THE PROBLEM
Sift the material for lines containing "clothing", and return them.

▶

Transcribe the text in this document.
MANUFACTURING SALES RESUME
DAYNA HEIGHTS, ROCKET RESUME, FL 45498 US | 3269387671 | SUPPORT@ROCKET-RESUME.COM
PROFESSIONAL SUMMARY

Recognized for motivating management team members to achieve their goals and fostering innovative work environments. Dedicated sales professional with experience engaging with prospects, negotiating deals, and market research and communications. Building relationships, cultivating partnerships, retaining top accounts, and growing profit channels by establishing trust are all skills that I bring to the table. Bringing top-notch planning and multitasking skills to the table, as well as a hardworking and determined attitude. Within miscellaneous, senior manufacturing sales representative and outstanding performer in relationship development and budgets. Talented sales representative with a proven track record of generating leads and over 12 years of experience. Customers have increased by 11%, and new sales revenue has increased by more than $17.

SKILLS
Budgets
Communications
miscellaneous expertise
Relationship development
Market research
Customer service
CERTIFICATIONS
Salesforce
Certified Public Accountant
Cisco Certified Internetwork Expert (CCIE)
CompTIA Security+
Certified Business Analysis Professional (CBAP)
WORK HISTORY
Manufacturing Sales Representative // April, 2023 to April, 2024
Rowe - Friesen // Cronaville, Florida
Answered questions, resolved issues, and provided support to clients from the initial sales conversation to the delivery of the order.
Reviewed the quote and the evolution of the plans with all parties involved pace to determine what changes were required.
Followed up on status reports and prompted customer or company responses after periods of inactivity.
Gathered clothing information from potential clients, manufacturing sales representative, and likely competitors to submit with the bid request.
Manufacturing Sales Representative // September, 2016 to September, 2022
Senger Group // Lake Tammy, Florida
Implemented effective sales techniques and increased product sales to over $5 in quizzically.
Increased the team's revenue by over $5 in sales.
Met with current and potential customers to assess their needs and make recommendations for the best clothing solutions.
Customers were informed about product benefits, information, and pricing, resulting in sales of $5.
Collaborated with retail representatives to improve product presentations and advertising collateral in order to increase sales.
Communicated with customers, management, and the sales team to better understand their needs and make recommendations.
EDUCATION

◀

FULL ANSWER
Gathered clothing information from potential clients, manufacturing sales representative, and likely competitors to submit with the bid request.
Met with current and potential customers to assess their needs and make recommendations for the best clothing solutions.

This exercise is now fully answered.